* Begin Records supplied *

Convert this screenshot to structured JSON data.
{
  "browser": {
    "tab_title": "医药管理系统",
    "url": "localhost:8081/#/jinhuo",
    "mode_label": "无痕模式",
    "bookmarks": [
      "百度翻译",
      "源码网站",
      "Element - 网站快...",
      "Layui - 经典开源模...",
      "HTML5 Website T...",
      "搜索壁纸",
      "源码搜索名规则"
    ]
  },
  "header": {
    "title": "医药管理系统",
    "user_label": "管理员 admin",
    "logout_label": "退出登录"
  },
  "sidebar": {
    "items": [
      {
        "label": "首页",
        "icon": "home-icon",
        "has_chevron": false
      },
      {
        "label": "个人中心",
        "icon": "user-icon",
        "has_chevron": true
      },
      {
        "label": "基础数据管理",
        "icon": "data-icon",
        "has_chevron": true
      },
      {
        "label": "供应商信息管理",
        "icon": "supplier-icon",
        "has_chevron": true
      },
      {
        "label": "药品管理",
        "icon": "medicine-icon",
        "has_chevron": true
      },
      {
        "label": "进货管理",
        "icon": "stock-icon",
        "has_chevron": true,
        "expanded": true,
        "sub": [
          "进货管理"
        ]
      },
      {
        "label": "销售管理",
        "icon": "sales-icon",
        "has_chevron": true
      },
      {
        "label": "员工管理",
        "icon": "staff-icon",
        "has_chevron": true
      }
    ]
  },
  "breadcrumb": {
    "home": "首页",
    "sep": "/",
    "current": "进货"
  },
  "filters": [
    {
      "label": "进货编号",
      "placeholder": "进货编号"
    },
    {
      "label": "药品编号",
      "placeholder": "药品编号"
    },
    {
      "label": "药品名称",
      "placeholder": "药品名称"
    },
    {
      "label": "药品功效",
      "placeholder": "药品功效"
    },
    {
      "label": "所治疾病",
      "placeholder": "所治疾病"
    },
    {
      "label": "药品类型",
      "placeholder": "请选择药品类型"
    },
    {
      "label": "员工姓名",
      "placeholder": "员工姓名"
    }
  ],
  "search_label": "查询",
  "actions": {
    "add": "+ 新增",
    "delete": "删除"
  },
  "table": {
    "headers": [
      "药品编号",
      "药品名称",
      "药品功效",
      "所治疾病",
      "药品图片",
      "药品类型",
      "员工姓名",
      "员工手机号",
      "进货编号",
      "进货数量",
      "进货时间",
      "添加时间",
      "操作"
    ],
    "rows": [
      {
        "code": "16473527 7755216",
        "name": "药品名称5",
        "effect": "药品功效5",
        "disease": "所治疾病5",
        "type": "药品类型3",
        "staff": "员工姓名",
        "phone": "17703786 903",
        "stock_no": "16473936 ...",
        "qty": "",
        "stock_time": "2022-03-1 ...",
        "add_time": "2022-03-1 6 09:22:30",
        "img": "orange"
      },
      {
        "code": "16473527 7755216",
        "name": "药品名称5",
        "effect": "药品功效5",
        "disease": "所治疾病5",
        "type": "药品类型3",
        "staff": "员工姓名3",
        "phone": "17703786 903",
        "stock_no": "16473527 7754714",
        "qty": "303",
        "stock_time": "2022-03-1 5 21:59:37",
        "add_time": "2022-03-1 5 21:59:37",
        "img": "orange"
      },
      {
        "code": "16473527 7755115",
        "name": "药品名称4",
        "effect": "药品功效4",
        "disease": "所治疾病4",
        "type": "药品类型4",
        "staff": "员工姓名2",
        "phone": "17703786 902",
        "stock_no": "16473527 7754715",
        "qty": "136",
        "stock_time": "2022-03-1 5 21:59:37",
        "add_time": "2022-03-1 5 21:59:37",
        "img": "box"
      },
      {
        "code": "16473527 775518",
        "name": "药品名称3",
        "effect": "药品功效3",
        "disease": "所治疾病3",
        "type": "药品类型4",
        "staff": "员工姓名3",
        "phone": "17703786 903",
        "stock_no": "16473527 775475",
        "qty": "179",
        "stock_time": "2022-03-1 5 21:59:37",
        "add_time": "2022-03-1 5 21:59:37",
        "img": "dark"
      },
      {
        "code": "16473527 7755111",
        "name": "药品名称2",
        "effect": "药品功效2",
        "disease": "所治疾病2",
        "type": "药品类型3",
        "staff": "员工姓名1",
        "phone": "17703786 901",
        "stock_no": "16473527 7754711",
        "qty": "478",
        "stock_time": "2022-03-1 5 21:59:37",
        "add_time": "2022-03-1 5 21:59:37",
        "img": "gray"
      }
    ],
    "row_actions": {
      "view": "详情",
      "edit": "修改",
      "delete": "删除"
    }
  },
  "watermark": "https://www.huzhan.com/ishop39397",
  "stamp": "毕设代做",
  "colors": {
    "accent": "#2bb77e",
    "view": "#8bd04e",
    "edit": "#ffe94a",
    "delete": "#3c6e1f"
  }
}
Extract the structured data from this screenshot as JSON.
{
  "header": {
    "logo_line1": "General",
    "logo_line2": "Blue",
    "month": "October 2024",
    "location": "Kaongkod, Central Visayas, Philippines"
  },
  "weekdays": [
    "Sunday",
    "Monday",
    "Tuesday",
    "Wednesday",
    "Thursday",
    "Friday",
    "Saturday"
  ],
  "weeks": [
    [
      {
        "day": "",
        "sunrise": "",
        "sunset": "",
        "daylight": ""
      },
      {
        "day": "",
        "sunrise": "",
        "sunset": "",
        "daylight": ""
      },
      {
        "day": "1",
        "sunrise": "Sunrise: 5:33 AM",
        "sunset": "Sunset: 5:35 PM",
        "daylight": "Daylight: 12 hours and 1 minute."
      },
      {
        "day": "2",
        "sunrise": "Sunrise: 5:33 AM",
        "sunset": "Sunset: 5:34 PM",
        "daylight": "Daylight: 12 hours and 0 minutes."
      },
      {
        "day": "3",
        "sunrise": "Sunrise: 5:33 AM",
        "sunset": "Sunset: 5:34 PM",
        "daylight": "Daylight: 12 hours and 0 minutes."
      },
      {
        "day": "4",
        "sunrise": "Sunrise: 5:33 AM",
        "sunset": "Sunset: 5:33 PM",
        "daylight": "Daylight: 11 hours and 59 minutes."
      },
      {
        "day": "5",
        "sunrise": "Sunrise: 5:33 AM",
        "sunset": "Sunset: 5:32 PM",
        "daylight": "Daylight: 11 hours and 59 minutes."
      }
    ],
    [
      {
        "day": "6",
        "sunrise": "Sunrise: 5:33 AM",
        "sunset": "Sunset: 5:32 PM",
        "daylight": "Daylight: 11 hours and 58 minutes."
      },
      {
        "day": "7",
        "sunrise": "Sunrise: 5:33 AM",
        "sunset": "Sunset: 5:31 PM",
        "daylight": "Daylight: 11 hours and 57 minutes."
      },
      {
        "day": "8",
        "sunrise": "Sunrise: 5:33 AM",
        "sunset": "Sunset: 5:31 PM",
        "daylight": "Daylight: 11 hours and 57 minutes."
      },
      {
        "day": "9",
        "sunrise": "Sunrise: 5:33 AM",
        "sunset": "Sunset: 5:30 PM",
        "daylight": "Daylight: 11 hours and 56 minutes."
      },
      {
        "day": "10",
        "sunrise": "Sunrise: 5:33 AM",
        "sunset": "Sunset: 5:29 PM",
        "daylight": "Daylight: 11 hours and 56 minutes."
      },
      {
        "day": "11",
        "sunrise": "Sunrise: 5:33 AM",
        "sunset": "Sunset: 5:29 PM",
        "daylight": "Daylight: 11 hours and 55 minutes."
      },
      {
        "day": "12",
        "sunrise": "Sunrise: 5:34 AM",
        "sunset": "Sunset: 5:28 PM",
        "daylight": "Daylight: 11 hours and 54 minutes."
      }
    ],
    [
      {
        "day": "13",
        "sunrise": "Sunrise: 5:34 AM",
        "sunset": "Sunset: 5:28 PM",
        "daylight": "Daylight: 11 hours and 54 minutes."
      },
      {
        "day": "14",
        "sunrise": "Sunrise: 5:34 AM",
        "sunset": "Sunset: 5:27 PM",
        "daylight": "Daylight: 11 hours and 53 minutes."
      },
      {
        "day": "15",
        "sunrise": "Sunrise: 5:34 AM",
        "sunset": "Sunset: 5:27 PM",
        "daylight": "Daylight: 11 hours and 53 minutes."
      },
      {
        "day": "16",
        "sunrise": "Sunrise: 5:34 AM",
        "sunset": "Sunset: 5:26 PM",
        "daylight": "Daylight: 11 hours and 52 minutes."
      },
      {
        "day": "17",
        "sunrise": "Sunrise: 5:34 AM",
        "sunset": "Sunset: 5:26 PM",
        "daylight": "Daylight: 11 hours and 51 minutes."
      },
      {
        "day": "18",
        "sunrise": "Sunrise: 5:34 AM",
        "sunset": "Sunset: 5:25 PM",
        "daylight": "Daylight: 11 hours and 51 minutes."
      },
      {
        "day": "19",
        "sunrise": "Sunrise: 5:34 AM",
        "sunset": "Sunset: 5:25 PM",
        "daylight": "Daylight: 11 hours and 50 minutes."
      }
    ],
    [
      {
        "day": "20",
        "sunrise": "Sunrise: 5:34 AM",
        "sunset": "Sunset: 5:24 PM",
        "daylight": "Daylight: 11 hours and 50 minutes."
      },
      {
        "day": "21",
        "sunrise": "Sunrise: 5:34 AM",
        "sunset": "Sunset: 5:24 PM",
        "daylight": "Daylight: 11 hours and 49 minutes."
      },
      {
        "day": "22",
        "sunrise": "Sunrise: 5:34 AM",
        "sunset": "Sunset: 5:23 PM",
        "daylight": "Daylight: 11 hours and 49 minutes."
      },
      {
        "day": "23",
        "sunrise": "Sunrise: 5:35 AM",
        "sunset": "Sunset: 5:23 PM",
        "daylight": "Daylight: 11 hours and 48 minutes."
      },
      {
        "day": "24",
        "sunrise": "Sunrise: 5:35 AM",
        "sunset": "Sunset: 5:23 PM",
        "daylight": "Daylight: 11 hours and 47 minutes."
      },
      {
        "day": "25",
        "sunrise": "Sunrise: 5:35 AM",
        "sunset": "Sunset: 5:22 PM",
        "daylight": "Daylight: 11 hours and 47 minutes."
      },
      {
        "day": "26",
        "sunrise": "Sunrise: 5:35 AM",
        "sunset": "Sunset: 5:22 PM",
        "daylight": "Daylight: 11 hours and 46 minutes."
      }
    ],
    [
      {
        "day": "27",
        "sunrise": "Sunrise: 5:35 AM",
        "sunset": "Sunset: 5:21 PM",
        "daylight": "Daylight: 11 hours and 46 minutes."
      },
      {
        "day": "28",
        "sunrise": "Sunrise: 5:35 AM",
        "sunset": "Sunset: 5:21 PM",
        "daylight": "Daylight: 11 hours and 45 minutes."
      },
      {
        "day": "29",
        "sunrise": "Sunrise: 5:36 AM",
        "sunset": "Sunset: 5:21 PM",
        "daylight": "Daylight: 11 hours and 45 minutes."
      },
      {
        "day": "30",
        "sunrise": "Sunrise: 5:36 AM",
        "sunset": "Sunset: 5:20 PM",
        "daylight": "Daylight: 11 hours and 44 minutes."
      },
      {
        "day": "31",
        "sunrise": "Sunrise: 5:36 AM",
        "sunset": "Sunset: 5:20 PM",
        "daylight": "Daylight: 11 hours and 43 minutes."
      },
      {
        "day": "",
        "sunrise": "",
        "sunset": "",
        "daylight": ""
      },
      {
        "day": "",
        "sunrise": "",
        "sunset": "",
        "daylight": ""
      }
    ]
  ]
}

* End Records supplied *

Goal.
Pull out all lines from the entries above that include the word "data".

Correct response.
Convert this screenshot to structured JSON data.
        "icon": "data-icon",
Extract the structured data from this screenshot as JSON.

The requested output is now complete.